■ **Stated task**
In the material below, find each line holding the string "Calculator" and copy it.

■ **Records for this exercise**
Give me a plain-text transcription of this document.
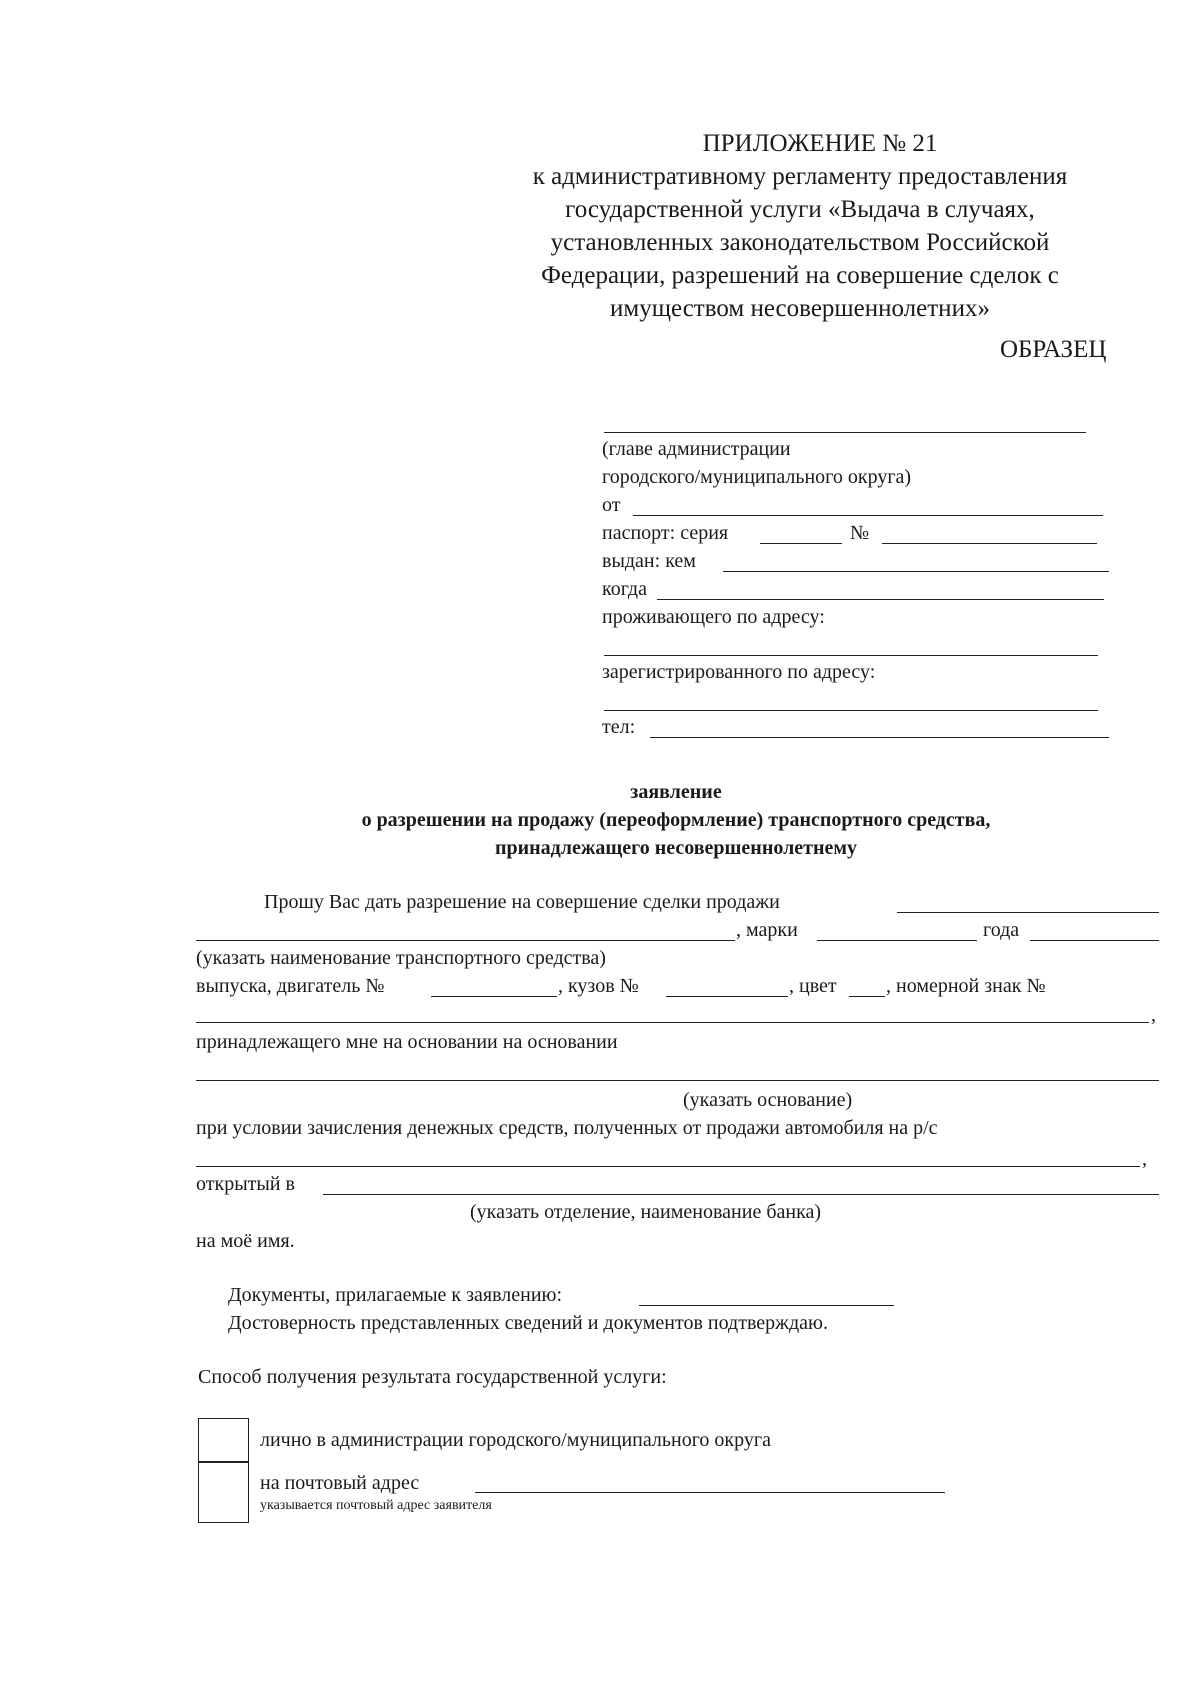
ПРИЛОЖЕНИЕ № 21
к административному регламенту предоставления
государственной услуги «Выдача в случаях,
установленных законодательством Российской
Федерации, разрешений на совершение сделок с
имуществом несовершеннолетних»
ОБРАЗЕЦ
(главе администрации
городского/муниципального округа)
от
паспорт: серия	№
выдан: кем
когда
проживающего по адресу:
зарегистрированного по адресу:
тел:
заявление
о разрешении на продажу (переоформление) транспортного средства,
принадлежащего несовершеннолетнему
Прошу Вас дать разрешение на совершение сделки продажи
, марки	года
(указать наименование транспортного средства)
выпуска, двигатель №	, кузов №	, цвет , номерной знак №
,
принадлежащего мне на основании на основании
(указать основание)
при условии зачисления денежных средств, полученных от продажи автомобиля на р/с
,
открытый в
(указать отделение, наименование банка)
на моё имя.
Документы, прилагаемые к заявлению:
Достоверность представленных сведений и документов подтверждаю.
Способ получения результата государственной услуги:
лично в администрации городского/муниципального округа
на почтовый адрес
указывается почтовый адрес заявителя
==
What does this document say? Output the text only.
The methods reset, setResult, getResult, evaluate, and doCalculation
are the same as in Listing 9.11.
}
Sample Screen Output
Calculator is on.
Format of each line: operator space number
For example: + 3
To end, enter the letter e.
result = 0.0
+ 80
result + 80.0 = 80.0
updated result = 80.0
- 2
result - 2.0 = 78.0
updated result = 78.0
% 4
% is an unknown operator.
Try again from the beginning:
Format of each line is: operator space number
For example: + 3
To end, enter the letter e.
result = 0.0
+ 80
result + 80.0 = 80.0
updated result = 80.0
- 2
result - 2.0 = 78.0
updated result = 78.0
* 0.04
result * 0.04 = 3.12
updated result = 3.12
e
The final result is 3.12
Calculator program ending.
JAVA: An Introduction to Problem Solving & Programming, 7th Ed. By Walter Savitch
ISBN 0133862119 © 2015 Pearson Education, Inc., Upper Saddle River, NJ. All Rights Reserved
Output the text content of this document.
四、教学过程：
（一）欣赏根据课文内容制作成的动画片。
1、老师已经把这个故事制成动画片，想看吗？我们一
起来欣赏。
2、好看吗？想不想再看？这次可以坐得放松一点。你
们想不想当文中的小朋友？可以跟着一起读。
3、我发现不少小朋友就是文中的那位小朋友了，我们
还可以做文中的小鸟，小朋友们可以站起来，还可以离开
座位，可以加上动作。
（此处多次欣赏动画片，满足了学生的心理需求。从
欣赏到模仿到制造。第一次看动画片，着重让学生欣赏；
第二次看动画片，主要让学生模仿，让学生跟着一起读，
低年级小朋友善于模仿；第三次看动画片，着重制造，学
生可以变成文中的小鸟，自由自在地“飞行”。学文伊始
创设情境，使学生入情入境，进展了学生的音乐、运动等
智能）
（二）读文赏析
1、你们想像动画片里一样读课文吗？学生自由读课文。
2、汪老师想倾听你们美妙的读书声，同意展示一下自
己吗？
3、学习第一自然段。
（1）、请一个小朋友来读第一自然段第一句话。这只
...
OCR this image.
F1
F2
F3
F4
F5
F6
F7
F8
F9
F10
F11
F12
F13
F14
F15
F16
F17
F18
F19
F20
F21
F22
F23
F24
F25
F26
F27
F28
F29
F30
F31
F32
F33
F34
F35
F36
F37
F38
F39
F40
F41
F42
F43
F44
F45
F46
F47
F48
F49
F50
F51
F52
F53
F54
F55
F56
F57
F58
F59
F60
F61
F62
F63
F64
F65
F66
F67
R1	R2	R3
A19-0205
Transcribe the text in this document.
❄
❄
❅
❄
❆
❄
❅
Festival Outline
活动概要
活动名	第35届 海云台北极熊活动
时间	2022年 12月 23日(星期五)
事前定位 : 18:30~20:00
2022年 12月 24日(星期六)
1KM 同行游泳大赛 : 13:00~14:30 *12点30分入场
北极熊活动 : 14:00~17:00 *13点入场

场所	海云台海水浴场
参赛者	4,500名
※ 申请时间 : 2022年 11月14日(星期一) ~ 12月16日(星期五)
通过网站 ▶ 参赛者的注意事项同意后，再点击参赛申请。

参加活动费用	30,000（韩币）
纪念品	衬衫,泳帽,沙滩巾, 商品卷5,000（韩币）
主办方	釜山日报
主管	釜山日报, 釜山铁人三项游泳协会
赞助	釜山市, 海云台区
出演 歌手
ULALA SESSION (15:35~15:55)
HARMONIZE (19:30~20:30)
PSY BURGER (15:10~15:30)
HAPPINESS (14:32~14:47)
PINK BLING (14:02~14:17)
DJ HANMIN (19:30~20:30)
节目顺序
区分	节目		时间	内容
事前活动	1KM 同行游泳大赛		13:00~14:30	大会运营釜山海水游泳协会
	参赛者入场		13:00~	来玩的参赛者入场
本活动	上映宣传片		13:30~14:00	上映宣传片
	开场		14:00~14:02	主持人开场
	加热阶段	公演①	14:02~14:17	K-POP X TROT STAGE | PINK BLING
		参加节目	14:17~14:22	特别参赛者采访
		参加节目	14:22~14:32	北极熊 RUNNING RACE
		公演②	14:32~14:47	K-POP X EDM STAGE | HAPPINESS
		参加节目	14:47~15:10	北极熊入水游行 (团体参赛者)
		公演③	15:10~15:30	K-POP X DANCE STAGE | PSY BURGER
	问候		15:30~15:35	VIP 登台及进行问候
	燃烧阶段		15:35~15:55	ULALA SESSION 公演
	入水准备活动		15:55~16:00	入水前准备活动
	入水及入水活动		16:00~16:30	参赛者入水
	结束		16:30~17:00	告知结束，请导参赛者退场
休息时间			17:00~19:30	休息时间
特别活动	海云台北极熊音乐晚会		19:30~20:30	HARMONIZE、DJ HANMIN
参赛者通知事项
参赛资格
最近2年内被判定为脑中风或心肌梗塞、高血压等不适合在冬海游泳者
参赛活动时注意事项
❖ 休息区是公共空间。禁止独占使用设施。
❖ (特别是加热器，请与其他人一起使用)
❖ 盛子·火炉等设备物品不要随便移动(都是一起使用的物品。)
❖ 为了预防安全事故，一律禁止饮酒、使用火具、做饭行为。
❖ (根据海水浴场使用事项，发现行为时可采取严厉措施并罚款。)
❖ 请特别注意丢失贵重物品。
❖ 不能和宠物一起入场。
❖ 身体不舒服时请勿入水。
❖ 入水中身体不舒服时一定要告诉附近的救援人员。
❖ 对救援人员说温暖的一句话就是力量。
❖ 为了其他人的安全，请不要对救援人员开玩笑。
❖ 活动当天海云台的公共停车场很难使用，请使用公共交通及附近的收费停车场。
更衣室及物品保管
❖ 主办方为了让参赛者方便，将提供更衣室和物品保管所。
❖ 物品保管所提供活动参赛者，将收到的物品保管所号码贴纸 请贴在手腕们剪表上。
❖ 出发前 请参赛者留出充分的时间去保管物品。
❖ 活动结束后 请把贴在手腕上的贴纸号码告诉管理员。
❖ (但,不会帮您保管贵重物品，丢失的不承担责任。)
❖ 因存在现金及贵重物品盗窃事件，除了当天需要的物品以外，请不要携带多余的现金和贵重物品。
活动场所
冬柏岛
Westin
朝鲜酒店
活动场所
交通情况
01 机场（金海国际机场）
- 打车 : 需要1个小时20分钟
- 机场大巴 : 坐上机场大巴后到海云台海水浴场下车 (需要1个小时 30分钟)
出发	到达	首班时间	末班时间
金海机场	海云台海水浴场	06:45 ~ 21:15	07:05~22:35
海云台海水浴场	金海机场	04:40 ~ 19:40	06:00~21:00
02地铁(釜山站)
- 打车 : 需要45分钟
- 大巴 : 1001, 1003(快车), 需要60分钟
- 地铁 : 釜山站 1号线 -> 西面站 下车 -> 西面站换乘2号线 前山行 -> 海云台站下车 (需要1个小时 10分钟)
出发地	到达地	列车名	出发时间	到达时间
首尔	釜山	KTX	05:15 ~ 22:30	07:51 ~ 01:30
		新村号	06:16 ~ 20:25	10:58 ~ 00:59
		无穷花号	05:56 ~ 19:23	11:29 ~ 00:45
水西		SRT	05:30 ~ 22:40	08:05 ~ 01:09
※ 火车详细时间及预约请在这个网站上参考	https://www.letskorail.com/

■ **Answer for this exercise**
Calculator is on.
Calculator program ending.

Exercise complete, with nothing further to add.